Task description: Extract every line from the records below that contains the word "document".

Record set:
■ ■ ■ ■

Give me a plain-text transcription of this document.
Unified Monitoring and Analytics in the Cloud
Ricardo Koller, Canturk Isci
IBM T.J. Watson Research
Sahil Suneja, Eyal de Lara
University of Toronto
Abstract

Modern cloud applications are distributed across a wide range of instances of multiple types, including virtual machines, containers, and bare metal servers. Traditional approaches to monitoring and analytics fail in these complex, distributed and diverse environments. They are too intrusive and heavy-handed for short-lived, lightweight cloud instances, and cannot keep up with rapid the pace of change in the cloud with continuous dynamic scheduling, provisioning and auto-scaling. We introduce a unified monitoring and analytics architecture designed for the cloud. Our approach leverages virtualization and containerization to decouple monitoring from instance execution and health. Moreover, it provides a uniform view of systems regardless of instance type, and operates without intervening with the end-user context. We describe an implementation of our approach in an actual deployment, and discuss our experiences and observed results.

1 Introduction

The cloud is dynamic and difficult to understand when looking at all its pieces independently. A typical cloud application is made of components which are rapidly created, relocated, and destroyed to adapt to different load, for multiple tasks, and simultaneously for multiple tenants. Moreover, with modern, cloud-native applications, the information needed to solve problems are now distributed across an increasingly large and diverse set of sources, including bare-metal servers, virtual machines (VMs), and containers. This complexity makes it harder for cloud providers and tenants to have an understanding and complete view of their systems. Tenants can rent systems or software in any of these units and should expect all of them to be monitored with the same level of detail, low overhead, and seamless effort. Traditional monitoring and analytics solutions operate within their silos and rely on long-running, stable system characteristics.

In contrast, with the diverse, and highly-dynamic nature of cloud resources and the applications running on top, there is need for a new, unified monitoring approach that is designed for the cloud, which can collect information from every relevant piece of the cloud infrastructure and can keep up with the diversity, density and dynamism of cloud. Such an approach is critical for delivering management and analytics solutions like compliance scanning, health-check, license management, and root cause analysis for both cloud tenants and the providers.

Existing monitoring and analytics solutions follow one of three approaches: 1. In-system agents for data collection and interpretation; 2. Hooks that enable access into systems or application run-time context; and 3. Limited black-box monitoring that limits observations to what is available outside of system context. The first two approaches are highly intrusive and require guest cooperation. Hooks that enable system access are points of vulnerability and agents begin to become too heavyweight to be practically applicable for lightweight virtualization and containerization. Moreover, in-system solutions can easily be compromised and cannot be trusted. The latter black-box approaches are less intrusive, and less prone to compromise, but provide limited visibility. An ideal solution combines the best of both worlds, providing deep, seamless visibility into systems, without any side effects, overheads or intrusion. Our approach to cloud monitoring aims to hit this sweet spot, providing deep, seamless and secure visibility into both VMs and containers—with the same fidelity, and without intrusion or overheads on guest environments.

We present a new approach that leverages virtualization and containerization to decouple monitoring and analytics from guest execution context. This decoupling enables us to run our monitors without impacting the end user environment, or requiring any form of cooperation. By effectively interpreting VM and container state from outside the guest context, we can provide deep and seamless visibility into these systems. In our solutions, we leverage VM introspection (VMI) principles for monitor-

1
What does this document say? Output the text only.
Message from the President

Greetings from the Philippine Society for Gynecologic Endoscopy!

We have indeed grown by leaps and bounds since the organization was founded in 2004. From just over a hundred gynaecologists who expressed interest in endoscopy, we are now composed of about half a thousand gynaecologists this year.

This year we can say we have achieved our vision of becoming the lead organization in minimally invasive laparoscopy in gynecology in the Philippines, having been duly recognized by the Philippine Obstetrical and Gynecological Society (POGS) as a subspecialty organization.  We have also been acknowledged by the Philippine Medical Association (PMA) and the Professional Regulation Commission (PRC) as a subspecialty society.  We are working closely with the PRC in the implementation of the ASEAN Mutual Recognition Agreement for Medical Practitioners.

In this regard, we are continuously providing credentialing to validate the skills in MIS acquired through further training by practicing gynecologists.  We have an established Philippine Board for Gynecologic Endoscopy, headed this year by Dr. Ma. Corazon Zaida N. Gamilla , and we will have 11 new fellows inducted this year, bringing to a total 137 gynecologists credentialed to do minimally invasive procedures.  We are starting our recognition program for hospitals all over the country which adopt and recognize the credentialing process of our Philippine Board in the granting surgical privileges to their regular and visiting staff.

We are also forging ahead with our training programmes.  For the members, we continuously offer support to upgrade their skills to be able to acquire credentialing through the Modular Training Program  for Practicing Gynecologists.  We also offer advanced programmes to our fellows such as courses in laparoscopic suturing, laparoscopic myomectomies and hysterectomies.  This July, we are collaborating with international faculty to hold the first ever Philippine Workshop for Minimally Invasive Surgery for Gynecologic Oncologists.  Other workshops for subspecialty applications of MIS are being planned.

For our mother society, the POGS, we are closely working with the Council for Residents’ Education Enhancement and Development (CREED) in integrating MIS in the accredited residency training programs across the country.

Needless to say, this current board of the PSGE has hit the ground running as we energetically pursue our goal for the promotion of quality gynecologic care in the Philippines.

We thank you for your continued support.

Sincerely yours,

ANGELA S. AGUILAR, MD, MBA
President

■ ■ ■ ■

Response:
Give me a plain-text transcription of this document.
What does this document say? Output the text only.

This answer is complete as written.